- WHAT IS REQUIRED -
In the data below, find every line that has the string "image", and copy it.
"""
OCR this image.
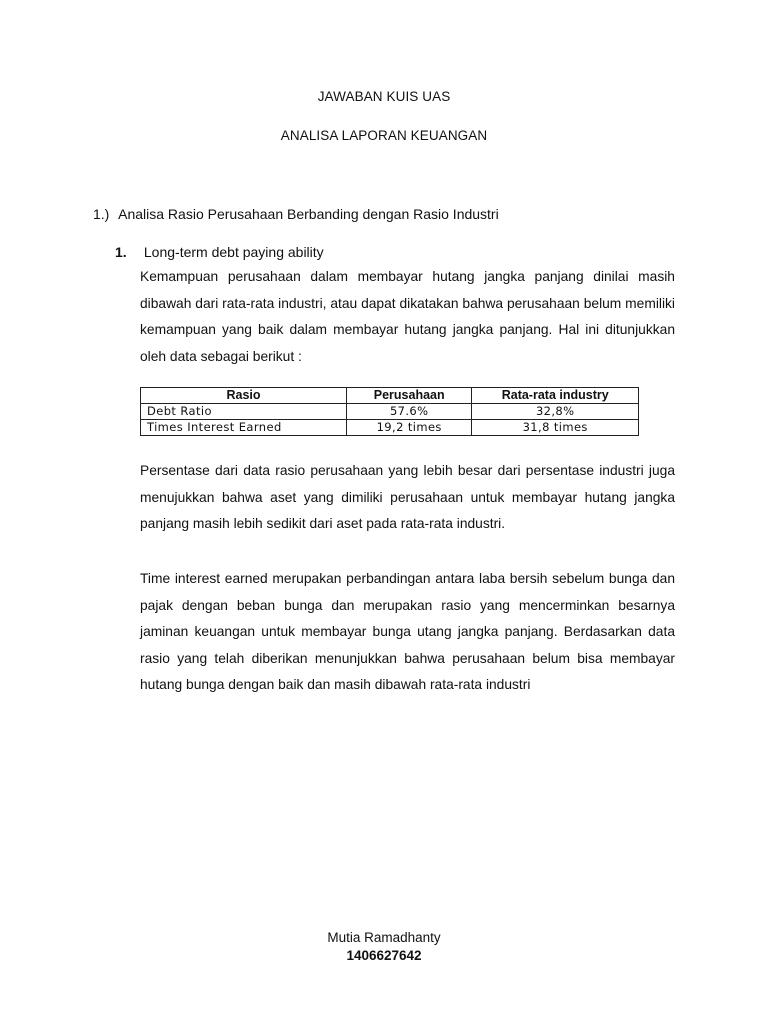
JAWABAN KUIS UAS
ANALISA LAPORAN KEUANGAN
1.) Analisa Rasio Perusahaan Berbanding dengan Rasio Industri
1. Long-term debt paying ability
Kemampuan perusahaan dalam membayar hutang jangka panjang dinilai masih dibawah dari rata-rata industri, atau dapat dikatakan bahwa perusahaan belum memiliki kemampuan yang baik dalam membayar hutang jangka panjang. Hal ini ditunjukkan oleh data sebagai berikut :
Rasio	Perusahaan	Rata-rata industry
Debt Ratio	57.6%	32,8%
Times Interest Earned	19,2 times	31,8 times
Persentase dari data rasio perusahaan yang lebih besar dari persentase industri juga menujukkan bahwa aset yang dimiliki perusahaan untuk membayar hutang jangka panjang masih lebih sedikit dari aset pada rata-rata industri.
Time interest earned merupakan perbandingan antara laba bersih sebelum bunga dan pajak dengan beban bunga dan merupakan rasio yang mencerminkan besarnya jaminan keuangan untuk membayar bunga utang jangka panjang. Berdasarkan data rasio yang telah diberikan menunjukkan bahwa perusahaan belum bisa membayar hutang bunga dengan baik dan masih dibawah rata-rata industri
Mutia Ramadhanty
1406627642
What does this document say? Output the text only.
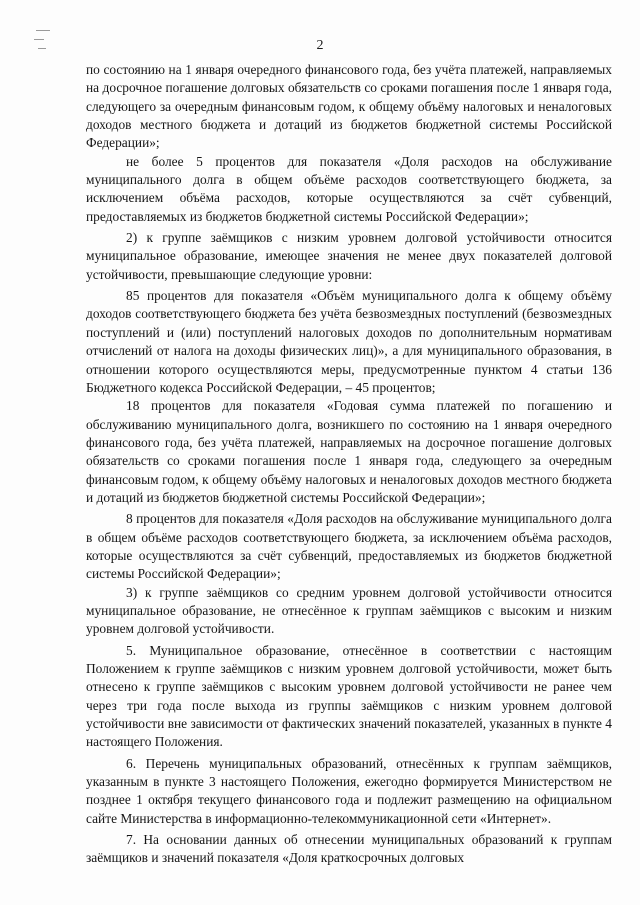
2

по состоянию на 1 января очередного финансового года, без учёта платежей, направляемых на досрочное погашение долговых обязательств со сроками погашения после 1 января года, следующего за очередным финансовым годом, к общему объёму налоговых и неналоговых доходов местного бюджета и дотаций из бюджетов бюджетной системы Российской Федерации»;

не более 5 процентов для показателя «Доля расходов на обслуживание муниципального долга в общем объёме расходов соответствующего бюджета, за исключением объёма расходов, которые осуществляются за счёт субвенций, предоставляемых из бюджетов бюджетной системы Российской Федерации»;

2) к группе заёмщиков с низким уровнем долговой устойчивости относится муниципальное образование, имеющее значения не менее двух показателей долговой устойчивости, превышающие следующие уровни:

85 процентов для показателя «Объём муниципального долга к общему объёму доходов соответствующего бюджета без учёта безвозмездных поступлений (безвозмездных поступлений и (или) поступлений налоговых доходов по дополнительным нормативам отчислений от налога на доходы физических лиц)», а для муниципального образования, в отношении которого осуществляются меры, предусмотренные пунктом 4 статьи 136 Бюджетного кодекса Российской Федерации, – 45 процентов;

18 процентов для показателя «Годовая сумма платежей по погашению и обслуживанию муниципального долга, возникшего по состоянию на 1 января очередного финансового года, без учёта платежей, направляемых на досрочное погашение долговых обязательств со сроками погашения после 1 января года, следующего за очередным финансовым годом, к общему объёму налоговых и неналоговых доходов местного бюджета и дотаций из бюджетов бюджетной системы Российской Федерации»;

8 процентов для показателя «Доля расходов на обслуживание муниципального долга в общем объёме расходов соответствующего бюджета, за исключением объёма расходов, которые осуществляются за счёт субвенций, предоставляемых из бюджетов бюджетной системы Российской Федерации»;

3) к группе заёмщиков со средним уровнем долговой устойчивости относится муниципальное образование, не отнесённое к группам заёмщиков с высоким и низким уровнем долговой устойчивости.

5. Муниципальное образование, отнесённое в соответствии с настоящим Положением к группе заёмщиков с низким уровнем долговой устойчивости, может быть отнесено к группе заёмщиков с высоким уровнем долговой устойчивости не ранее чем через три года после выхода из группы заёмщиков с низким уровнем долговой устойчивости вне зависимости от фактических значений показателей, указанных в пункте 4 настоящего Положения.

6. Перечень муниципальных образований, отнесённых к группам заёмщиков, указанным в пункте 3 настоящего Положения, ежегодно формируется Министерством не позднее 1 октября текущего финансового года и подлежит размещению на официальном сайте Министерства в информационно-телекоммуникационной сети «Интернет».

7. На основании данных об отнесении муниципальных образований к группам заёмщиков и значений показателя «Доля краткосрочных долговых
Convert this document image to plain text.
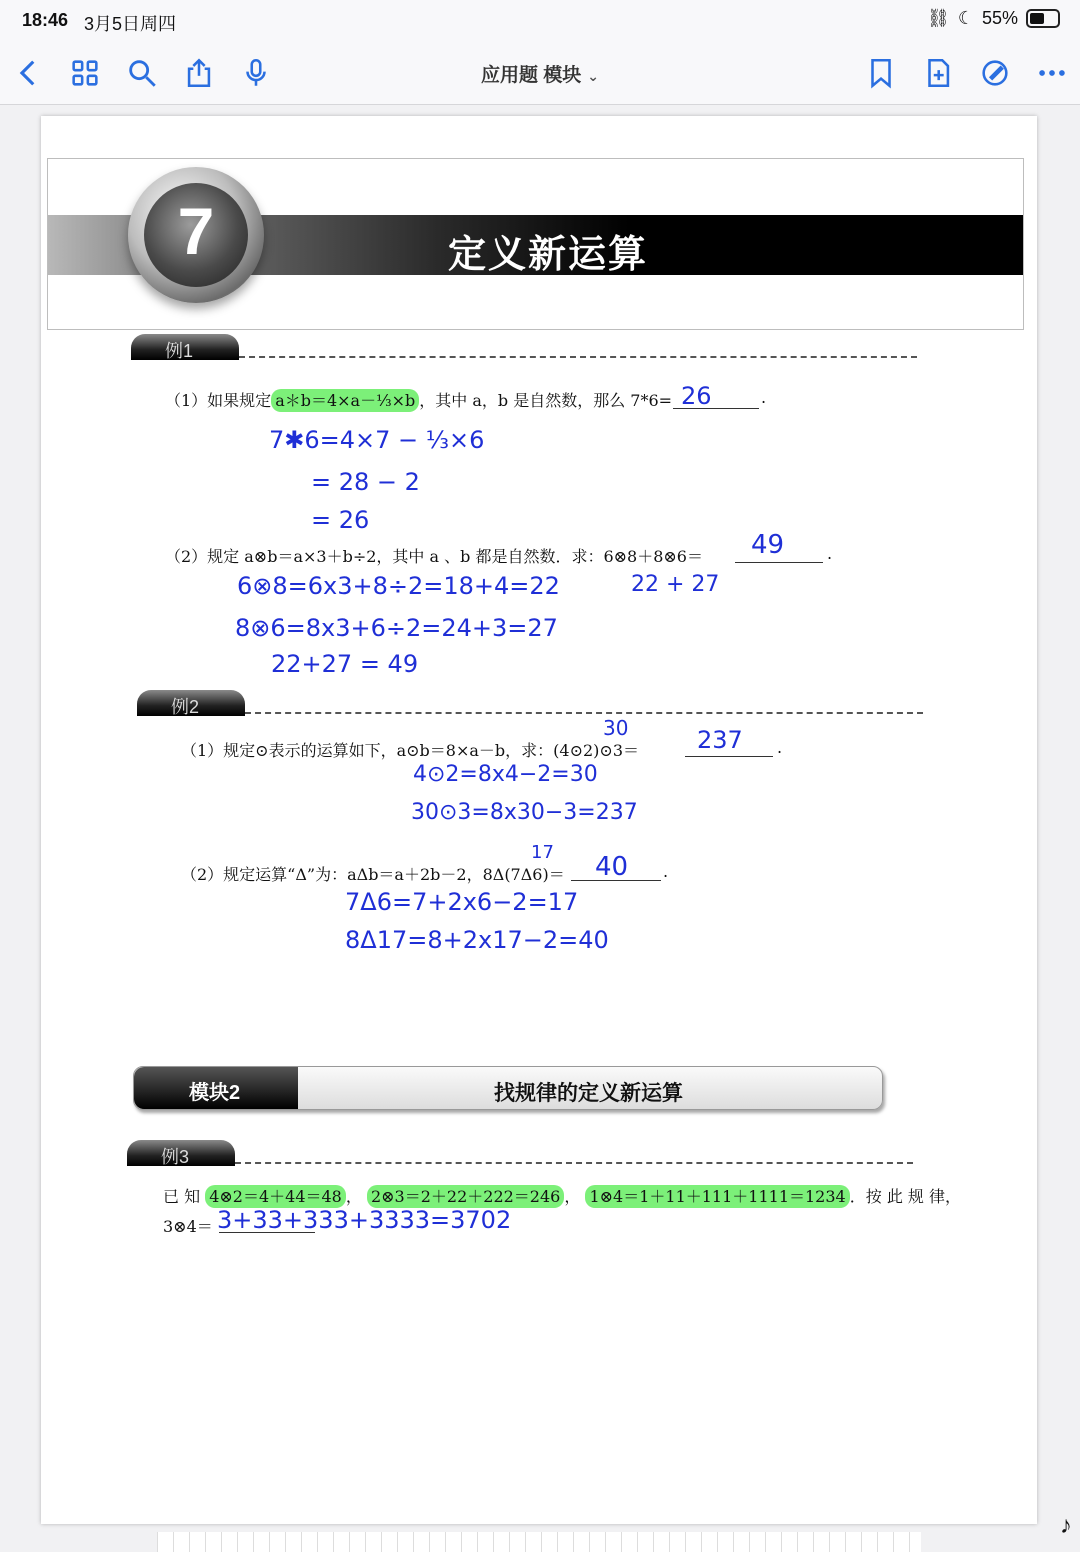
18:46 3月5日周四	⛓ ☾ 55%
应用题 模块 ⌄
定义新运算
7
例1
（1）如果规定 a＊b＝4×a－⅓×b ，其中 a，b 是自然数，那么 7*6=	.
26
7✱6=4×7 − ⅓×6
= 28 − 2
= 26
（2）规定 a⊗b＝a×3＋b÷2，其中 a 、b 都是自然数．求：6⊗8＋8⊗6＝	.
49
22 + 27
6⊗8=6x3+8÷2=18+4=22
8⊗6=8x3+6÷2=24+3=27
22+27 = 49
例2
（1）规定⊙表示的运算如下，a⊙b＝8×a－b，求：(4⊙2)⊙3＝	.
30	237
4⊙2=8x4−2=30
30⊙3=8x30−3=237
（2）规定运算“Δ”为：aΔb＝a＋2b－2，8Δ(7Δ6)＝	.
17 40
7Δ6=7+2x6−2=17
8Δ17=8+2x17−2=40
模块2	找规律的定义新运算
例3
已 知 4⊗2＝4＋44＝48 ， 2⊗3＝2＋22＋222＝246 ， 1⊗4＝1＋11＋111＋1111＝1234 ．按 此 规 律，
3⊗4＝ 3+33+333+3333=3702
♪
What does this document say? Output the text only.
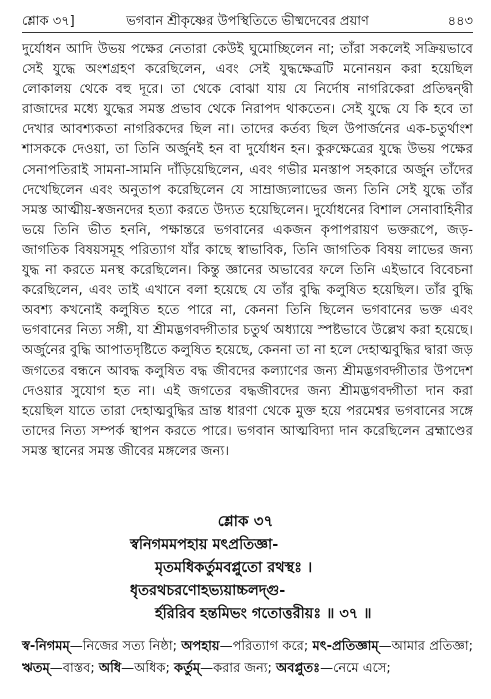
শ্লোক ৩৭]	ভগবান শ্রীকৃষ্ণের উপস্থিতিতে ভীষ্মদেবের প্রয়াণ	৪৪৩

দুর্যোধন আদি উভয় পক্ষের নেতারা কেউই ঘুমোচ্ছিলেন না; তাঁরা সকলেই সক্রিয়ভাবে সেই যুদ্ধে অংশগ্রহণ করেছিলেন, এবং সেই যুদ্ধক্ষেত্রটি মনোনয়ন করা হয়েছিল লোকালয় থেকে বহু দূরে। তা থেকে বোঝা যায় যে নির্দোষ নাগরিকেরা প্রতিদ্বন্দ্বী রাজাদের মধ্যে যুদ্ধের সমস্ত প্রভাব থেকে নিরাপদ থাকতেন। সেই যুদ্ধে যে কি হবে তা দেখার আবশ্যকতা নাগরিকদের ছিল না। তাদের কর্তব্য ছিল উপার্জনের এক-চতুর্থাংশ শাসককে দেওয়া, তা তিনি অর্জুনই হন বা দুর্যোধন হন। কুরুক্ষেত্রের যুদ্ধে উভয় পক্ষের সেনাপতিরাই সামনা-সামনি দাঁড়িয়েছিলেন, এবং গভীর মনস্তাপ সহকারে অর্জুন তাঁদের দেখেছিলেন এবং অনুতাপ করেছিলেন যে সাম্রাজ্যলাভের জন্য তিনি সেই যুদ্ধে তাঁর সমস্ত আত্মীয়-স্বজনদের হত্যা করতে উদ্যত হয়েছিলেন। দুর্যোধনের বিশাল সেনাবাহিনীর ভয়ে তিনি ভীত হননি, পক্ষান্তরে ভগবানের একজন কৃপাপরায়ণ ভক্তরূপে, জড়-জাগতিক বিষয়সমূহ পরিত্যাগ যাঁর কাছে স্বাভাবিক, তিনি জাগতিক বিষয় লাভের জন্য যুদ্ধ না করতে মনস্থ করেছিলেন। কিন্তু জ্ঞানের অভাবের ফলে তিনি এইভাবে বিবেচনা করেছিলেন, এবং তাই এখানে বলা হয়েছে যে তাঁর বুদ্ধি কলুষিত হয়েছিল। তাঁর বুদ্ধি অবশ্য কখনোই কলুষিত হতে পারে না, কেননা তিনি ছিলেন ভগবানের ভক্ত এবং ভগবানের নিত্য সঙ্গী, যা শ্রীমদ্ভগবদ্গীতার চতুর্থ অধ্যায়ে স্পষ্টভাবে উল্লেখ করা হয়েছে। অর্জুনের বুদ্ধি আপাতদৃষ্টিতে কলুষিত হয়েছে, কেননা তা না হলে দেহাত্মবুদ্ধির দ্বারা জড় জগতের বন্ধনে আবদ্ধ কলুষিত বদ্ধ জীবদের কল্যাণের জন্য শ্রীমদ্ভগবদ্গীতার উপদেশ দেওয়ার সুযোগ হত না। এই জগতের বদ্ধজীবদের জন্য শ্রীমদ্ভগবদ্গীতা দান করা হয়েছিল যাতে তারা দেহাত্মবুদ্ধির ভ্রান্ত ধারণা থেকে মুক্ত হয়ে পরমেশ্বর ভগবানের সঙ্গে তাদের নিত্য সম্পর্ক স্থাপন করতে পারে। ভগবান আত্মবিদ্যা দান করেছিলেন ব্রহ্মাণ্ডের সমস্ত স্থানের সমস্ত জীবের মঙ্গলের জন্য।

শ্লোক ৩৭
স্বনিগমমপহায় মৎপ্রতিজ্ঞা-
মৃতমধিকর্তুমবপ্লুতো রথস্থঃ ।
ধৃতরথচরণোহভ্যয়াচ্চলদ্গু-
র্হরিরিব হন্তমিভং গতোত্তরীয়ঃ ॥ ৩৭ ॥
স্ব-নিগমম্—নিজের সত্য নিষ্ঠা; অপহায়—পরিত্যাগ করে; মৎ-প্রতিজ্ঞাম্—আমার প্রতিজ্ঞা; ঋতম্—বাস্তব; অধি—অধিক; কর্তুম্—করার জন্য; অবপ্লুতঃ—নেমে এসে;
"""
- RESPONSE TO THIS TASK -
OCR this image.
Convert this document image to plain text.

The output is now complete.